Figure dataset records
****************
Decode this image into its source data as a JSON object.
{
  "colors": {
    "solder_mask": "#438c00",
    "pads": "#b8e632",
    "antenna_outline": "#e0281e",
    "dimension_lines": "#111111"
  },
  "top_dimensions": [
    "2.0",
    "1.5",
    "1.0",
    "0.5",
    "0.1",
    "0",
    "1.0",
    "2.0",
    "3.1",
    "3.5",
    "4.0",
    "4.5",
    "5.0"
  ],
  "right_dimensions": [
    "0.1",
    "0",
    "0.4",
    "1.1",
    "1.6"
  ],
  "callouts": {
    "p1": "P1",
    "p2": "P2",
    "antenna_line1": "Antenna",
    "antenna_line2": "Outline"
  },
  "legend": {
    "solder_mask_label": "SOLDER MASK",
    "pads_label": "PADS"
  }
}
****************
### SHORT EXERCISE
Output an exact copy of each record.

### EXERCISE RESPONSE
Decode this image into its source data as a JSON object.
{
  "colors": {
    "solder_mask": "#438c00",
    "pads": "#b8e632",
    "antenna_outline": "#e0281e",
    "dimension_lines": "#111111"
  },
  "top_dimensions": [
    "2.0",
    "1.5",
    "1.0",
    "0.5",
    "0.1",
    "0",
    "1.0",
    "2.0",
    "3.1",
    "3.5",
    "4.0",
    "4.5",
    "5.0"
  ],
  "right_dimensions": [
    "0.1",
    "0",
    "0.4",
    "1.1",
    "1.6"
  ],
  "callouts": {
    "p1": "P1",
    "p2": "P2",
    "antenna_line1": "Antenna",
    "antenna_line2": "Outline"
  },
  "legend": {
    "solder_mask_label": "SOLDER MASK",
    "pads_label": "PADS"
  }
}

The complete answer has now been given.